TASK INPUTS:
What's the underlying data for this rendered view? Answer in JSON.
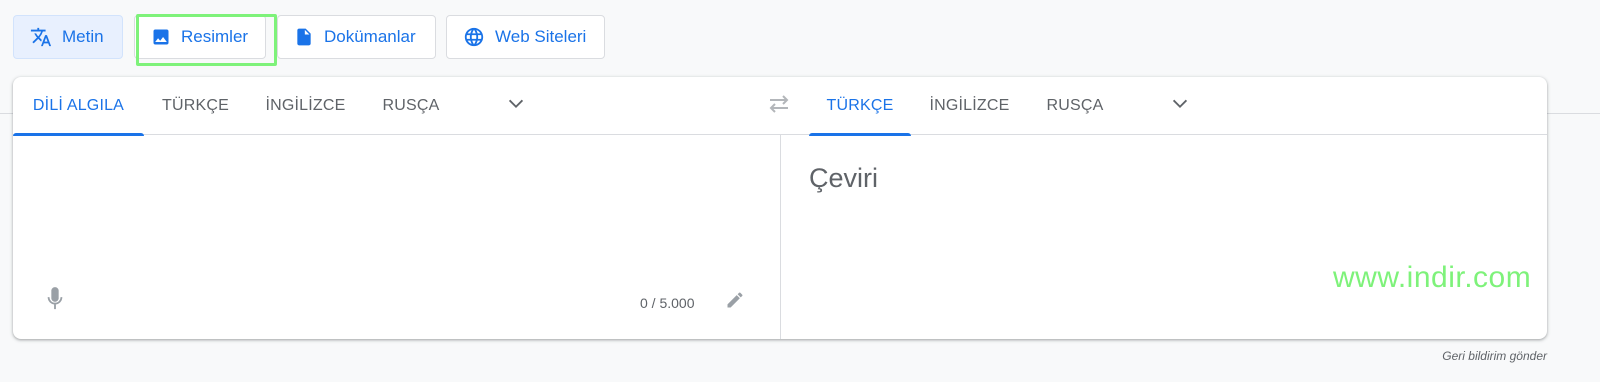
{
  "modes": [
    {
      "label": "Metin",
      "icon": "translate-icon",
      "active": true
    },
    {
      "label": "Resimler",
      "icon": "image-icon",
      "active": false
    },
    {
      "label": "Dokümanlar",
      "icon": "document-icon",
      "active": false
    },
    {
      "label": "Web Siteleri",
      "icon": "globe-icon",
      "active": false
    }
  ],
  "source_langs": [
    "DİLİ ALGILA",
    "TÜRKÇE",
    "İNGİLİZCE",
    "RUSÇA"
  ],
  "target_langs": [
    "TÜRKÇE",
    "İNGİLİZCE",
    "RUSÇA"
  ],
  "source": {
    "counter": "0 / 5.000"
  },
  "target": {
    "placeholder": "Çeviri"
  },
  "watermark": "www.indir.com",
  "footer": {
    "feedback": "Geri bildirim gönder"
  },
  "colors": {
    "accent": "#1a73e8",
    "highlight": "#7ef27a"
  }
}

WORK REQUIRED:
Quote the preceding records in their entirety, excluding every picture.

WRITTEN SOLUTION:
What's the underlying data for this rendered view? Answer in JSON.
{
  "modes": [
    {
      "label": "Metin",
      "icon": "translate-icon",
      "active": true
    },
    {
      "label": "Resimler",
      "icon": "image-icon",
      "active": false
    },
    {
      "label": "Dokümanlar",
      "icon": "document-icon",
      "active": false
    },
    {
      "label": "Web Siteleri",
      "icon": "globe-icon",
      "active": false
    }
  ],
  "source_langs": [
    "DİLİ ALGILA",
    "TÜRKÇE",
    "İNGİLİZCE",
    "RUSÇA"
  ],
  "target_langs": [
    "TÜRKÇE",
    "İNGİLİZCE",
    "RUSÇA"
  ],
  "source": {
    "counter": "0 / 5.000"
  },
  "target": {
    "placeholder": "Çeviri"
  },
  "watermark": "www.indir.com",
  "footer": {
    "feedback": "Geri bildirim gönder"
  },
  "colors": {
    "accent": "#1a73e8",
    "highlight": "#7ef27a"
  }
}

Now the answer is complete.